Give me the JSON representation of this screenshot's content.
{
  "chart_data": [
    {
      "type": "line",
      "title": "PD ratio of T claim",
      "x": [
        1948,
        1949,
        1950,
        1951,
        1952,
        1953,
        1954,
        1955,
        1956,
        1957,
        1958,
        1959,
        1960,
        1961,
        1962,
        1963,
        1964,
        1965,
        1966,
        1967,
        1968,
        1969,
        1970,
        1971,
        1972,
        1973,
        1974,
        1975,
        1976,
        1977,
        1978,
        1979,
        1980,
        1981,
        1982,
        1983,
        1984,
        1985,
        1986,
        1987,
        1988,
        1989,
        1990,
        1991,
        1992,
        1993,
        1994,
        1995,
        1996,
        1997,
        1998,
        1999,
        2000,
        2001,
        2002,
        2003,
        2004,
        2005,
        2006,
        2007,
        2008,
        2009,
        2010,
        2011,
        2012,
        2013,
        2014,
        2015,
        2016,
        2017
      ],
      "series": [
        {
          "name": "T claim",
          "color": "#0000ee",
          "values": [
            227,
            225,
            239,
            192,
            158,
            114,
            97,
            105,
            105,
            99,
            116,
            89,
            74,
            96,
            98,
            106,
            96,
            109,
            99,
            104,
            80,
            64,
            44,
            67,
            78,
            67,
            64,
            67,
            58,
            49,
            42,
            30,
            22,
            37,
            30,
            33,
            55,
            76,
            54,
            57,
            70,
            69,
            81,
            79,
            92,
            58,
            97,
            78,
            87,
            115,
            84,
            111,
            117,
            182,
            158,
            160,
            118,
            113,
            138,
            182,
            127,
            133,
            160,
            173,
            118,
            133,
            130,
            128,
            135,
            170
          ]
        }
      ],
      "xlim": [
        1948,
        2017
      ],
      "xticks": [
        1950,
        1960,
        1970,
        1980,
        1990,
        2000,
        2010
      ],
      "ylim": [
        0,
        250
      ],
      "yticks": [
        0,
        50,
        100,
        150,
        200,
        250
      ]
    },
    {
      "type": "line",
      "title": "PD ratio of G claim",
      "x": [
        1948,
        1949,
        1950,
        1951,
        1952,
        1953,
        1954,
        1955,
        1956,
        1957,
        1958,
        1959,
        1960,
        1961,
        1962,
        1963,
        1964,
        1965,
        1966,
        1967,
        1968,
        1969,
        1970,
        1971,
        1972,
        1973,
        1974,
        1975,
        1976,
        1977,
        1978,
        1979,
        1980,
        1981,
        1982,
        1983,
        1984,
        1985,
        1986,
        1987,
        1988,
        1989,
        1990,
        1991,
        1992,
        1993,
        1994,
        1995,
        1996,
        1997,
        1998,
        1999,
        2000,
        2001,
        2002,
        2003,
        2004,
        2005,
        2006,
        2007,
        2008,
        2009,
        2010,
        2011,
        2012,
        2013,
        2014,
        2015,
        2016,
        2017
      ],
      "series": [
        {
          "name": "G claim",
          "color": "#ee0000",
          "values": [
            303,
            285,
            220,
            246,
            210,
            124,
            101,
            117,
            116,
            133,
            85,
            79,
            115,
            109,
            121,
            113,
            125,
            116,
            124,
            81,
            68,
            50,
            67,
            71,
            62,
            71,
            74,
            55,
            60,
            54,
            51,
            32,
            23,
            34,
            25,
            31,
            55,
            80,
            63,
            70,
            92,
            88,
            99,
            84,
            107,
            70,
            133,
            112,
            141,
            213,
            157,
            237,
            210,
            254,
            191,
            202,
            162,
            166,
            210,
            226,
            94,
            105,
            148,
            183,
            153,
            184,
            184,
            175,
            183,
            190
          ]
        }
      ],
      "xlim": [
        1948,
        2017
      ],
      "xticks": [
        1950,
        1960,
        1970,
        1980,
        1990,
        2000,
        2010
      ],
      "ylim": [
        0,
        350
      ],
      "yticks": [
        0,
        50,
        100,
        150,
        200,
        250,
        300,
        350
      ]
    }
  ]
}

§

§ Exercise goal
Write out every entry again exactly, please, with nothing missing.

§ Full output
Give me the JSON representation of this screenshot's content.
{
  "chart_data": [
    {
      "type": "line",
      "title": "PD ratio of T claim",
      "x": [
        1948,
        1949,
        1950,
        1951,
        1952,
        1953,
        1954,
        1955,
        1956,
        1957,
        1958,
        1959,
        1960,
        1961,
        1962,
        1963,
        1964,
        1965,
        1966,
        1967,
        1968,
        1969,
        1970,
        1971,
        1972,
        1973,
        1974,
        1975,
        1976,
        1977,
        1978,
        1979,
        1980,
        1981,
        1982,
        1983,
        1984,
        1985,
        1986,
        1987,
        1988,
        1989,
        1990,
        1991,
        1992,
        1993,
        1994,
        1995,
        1996,
        1997,
        1998,
        1999,
        2000,
        2001,
        2002,
        2003,
        2004,
        2005,
        2006,
        2007,
        2008,
        2009,
        2010,
        2011,
        2012,
        2013,
        2014,
        2015,
        2016,
        2017
      ],
      "series": [
        {
          "name": "T claim",
          "color": "#0000ee",
          "values": [
            227,
            225,
            239,
            192,
            158,
            114,
            97,
            105,
            105,
            99,
            116,
            89,
            74,
            96,
            98,
            106,
            96,
            109,
            99,
            104,
            80,
            64,
            44,
            67,
            78,
            67,
            64,
            67,
            58,
            49,
            42,
            30,
            22,
            37,
            30,
            33,
            55,
            76,
            54,
            57,
            70,
            69,
            81,
            79,
            92,
            58,
            97,
            78,
            87,
            115,
            84,
            111,
            117,
            182,
            158,
            160,
            118,
            113,
            138,
            182,
            127,
            133,
            160,
            173,
            118,
            133,
            130,
            128,
            135,
            170
          ]
        }
      ],
      "xlim": [
        1948,
        2017
      ],
      "xticks": [
        1950,
        1960,
        1970,
        1980,
        1990,
        2000,
        2010
      ],
      "ylim": [
        0,
        250
      ],
      "yticks": [
        0,
        50,
        100,
        150,
        200,
        250
      ]
    },
    {
      "type": "line",
      "title": "PD ratio of G claim",
      "x": [
        1948,
        1949,
        1950,
        1951,
        1952,
        1953,
        1954,
        1955,
        1956,
        1957,
        1958,
        1959,
        1960,
        1961,
        1962,
        1963,
        1964,
        1965,
        1966,
        1967,
        1968,
        1969,
        1970,
        1971,
        1972,
        1973,
        1974,
        1975,
        1976,
        1977,
        1978,
        1979,
        1980,
        1981,
        1982,
        1983,
        1984,
        1985,
        1986,
        1987,
        1988,
        1989,
        1990,
        1991,
        1992,
        1993,
        1994,
        1995,
        1996,
        1997,
        1998,
        1999,
        2000,
        2001,
        2002,
        2003,
        2004,
        2005,
        2006,
        2007,
        2008,
        2009,
        2010,
        2011,
        2012,
        2013,
        2014,
        2015,
        2016,
        2017
      ],
      "series": [
        {
          "name": "G claim",
          "color": "#ee0000",
          "values": [
            303,
            285,
            220,
            246,
            210,
            124,
            101,
            117,
            116,
            133,
            85,
            79,
            115,
            109,
            121,
            113,
            125,
            116,
            124,
            81,
            68,
            50,
            67,
            71,
            62,
            71,
            74,
            55,
            60,
            54,
            51,
            32,
            23,
            34,
            25,
            31,
            55,
            80,
            63,
            70,
            92,
            88,
            99,
            84,
            107,
            70,
            133,
            112,
            141,
            213,
            157,
            237,
            210,
            254,
            191,
            202,
            162,
            166,
            210,
            226,
            94,
            105,
            148,
            183,
            153,
            184,
            184,
            175,
            183,
            190
          ]
        }
      ],
      "xlim": [
        1948,
        2017
      ],
      "xticks": [
        1950,
        1960,
        1970,
        1980,
        1990,
        2000,
        2010
      ],
      "ylim": [
        0,
        350
      ],
      "yticks": [
        0,
        50,
        100,
        150,
        200,
        250,
        300,
        350
      ]
    }
  ]
}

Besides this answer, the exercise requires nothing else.